§ REQUIREMENTS
Examine the records and identify each line that includes the string "really". Copy those lines.

--------------------------------------------------

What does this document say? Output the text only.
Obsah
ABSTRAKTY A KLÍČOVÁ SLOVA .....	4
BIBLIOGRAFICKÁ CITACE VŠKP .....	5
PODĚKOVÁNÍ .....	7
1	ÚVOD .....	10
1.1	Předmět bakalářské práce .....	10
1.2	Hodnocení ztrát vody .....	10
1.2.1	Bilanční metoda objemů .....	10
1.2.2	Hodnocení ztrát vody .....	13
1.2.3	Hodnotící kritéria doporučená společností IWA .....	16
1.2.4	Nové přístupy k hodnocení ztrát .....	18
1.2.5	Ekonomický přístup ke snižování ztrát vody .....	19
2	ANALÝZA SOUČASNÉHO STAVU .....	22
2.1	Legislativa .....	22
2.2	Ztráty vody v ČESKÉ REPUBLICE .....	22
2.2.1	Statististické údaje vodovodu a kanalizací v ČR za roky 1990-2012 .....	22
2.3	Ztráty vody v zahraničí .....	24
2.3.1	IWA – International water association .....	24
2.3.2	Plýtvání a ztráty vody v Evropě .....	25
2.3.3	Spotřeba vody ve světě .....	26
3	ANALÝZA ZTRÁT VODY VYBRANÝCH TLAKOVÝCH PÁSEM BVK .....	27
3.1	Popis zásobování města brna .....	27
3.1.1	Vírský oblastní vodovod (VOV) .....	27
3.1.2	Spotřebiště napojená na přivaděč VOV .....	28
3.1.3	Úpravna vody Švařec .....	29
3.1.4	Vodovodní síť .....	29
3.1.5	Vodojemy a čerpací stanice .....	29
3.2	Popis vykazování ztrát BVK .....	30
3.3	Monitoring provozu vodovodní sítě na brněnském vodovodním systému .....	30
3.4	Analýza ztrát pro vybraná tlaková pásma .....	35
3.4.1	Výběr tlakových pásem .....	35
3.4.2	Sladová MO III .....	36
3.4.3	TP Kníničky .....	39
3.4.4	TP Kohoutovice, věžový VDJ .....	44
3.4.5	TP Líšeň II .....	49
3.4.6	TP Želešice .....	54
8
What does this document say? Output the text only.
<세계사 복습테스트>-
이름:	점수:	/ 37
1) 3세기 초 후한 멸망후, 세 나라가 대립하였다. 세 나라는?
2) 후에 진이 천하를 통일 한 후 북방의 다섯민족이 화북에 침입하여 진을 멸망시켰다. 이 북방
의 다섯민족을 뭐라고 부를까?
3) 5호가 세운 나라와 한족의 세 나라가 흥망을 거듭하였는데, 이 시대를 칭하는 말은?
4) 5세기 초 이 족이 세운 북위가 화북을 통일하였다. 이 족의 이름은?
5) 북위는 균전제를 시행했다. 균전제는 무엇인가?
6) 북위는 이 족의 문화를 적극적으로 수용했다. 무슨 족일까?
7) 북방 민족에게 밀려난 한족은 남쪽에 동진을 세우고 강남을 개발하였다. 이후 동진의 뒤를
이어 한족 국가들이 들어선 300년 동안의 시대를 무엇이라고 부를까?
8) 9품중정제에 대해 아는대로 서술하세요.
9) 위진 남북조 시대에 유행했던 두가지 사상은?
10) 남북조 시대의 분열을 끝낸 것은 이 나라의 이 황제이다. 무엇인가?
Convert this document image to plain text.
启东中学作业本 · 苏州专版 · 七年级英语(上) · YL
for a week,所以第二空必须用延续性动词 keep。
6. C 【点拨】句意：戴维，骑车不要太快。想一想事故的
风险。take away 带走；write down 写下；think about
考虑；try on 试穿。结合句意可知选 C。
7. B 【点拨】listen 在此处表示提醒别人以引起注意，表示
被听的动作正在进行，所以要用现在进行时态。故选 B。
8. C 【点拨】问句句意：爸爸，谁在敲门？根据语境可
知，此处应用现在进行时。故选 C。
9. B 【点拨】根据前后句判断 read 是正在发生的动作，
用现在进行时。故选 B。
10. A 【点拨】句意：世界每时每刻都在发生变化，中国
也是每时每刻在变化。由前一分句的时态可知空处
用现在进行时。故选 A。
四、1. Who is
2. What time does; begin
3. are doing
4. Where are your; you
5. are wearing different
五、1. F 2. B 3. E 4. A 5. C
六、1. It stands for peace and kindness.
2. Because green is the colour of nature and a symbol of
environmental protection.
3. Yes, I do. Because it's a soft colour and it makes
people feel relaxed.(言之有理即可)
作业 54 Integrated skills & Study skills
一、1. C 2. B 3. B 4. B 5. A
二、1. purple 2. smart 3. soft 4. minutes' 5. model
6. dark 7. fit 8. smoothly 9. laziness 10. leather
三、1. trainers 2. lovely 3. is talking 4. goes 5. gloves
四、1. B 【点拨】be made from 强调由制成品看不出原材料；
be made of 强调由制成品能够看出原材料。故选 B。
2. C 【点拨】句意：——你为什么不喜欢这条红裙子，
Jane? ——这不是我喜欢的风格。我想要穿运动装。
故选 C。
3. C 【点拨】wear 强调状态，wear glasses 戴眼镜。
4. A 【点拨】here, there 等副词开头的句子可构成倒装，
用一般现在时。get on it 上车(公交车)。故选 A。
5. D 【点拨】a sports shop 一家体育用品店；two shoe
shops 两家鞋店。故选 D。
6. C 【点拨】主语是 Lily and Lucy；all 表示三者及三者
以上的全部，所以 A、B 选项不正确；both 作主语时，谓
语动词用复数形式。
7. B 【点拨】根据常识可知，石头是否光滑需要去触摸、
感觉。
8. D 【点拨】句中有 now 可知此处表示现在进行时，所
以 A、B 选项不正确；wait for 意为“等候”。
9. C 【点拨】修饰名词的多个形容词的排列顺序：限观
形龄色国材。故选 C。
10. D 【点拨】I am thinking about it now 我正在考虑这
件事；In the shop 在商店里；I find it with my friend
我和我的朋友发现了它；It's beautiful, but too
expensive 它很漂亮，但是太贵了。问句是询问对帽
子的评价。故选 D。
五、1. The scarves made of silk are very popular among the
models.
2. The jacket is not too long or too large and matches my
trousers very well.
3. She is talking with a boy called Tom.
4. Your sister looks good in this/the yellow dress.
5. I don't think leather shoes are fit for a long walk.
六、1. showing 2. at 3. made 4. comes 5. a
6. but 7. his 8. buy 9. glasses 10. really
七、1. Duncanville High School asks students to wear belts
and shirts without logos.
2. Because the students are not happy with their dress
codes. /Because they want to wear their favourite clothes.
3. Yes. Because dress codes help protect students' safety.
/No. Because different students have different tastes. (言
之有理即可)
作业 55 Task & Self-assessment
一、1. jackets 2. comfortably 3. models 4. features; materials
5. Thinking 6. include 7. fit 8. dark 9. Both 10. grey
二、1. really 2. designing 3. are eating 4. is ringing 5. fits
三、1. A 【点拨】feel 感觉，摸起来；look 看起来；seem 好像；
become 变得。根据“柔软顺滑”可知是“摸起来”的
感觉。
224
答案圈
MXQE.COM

--------------------------------------------------

§ EXERCISE ANSWER
6. but 7. his 8. buy 9. glasses 10. really
二、1. really 2. designing 3. are eating 4. is ringing 5. fits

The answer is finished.